GOAL
Scan the material for the word "directly", and copy each line where it shows up.

Rows from a dataset:

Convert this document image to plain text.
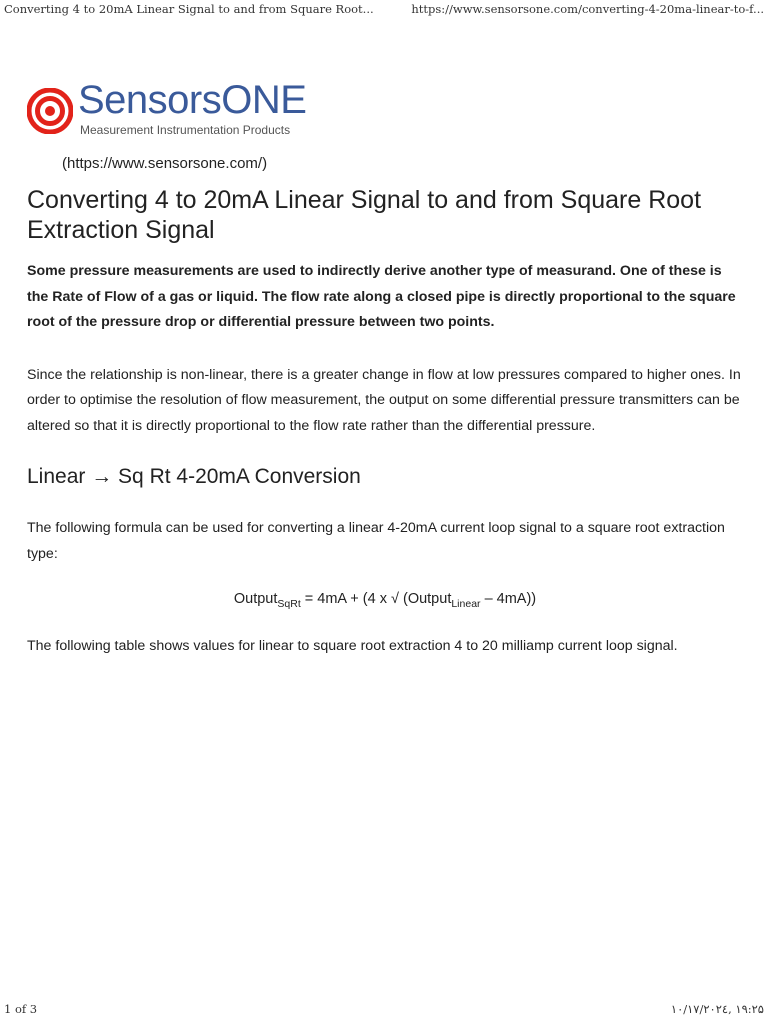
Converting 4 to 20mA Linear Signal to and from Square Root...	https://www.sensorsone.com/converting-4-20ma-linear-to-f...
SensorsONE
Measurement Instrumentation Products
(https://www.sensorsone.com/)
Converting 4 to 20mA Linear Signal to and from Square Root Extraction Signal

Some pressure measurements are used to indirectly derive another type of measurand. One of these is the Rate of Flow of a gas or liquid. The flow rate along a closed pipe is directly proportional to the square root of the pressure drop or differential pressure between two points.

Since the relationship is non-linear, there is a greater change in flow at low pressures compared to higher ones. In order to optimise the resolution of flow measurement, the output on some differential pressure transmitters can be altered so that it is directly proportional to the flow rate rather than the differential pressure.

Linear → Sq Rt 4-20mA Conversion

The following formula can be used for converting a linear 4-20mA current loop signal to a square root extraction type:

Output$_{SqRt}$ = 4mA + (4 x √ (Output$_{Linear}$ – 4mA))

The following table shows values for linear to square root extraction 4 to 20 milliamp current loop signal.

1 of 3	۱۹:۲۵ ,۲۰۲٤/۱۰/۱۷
---
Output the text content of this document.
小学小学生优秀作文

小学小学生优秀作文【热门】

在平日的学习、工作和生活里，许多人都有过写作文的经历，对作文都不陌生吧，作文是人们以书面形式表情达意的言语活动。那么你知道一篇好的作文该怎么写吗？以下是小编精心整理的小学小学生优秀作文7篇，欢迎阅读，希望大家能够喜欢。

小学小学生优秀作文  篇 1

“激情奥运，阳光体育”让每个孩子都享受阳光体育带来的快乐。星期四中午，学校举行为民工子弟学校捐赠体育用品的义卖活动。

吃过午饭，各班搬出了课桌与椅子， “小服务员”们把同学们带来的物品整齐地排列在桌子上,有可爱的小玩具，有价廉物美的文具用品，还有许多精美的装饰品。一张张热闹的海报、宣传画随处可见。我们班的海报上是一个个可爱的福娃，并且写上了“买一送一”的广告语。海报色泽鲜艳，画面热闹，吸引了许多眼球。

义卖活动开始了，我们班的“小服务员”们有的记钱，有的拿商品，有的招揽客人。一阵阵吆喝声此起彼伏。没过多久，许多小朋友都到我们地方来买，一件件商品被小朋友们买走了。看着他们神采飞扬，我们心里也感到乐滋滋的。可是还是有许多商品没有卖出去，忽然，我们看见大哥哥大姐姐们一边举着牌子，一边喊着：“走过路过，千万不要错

SOLUTION
Some pressure measurements are used to indirectly derive another type of measurand. One of these is the Rate of Flow of a gas or liquid. The flow rate along a closed pipe is directly proportional to the square root of the pressure drop or differential pressure between two points.
Since the relationship is non-linear, there is a greater change in flow at low pressures compared to higher ones. In order to optimise the resolution of flow measurement, the output on some differential pressure transmitters can be altered so that it is directly proportional to the flow rate rather than the differential pressure.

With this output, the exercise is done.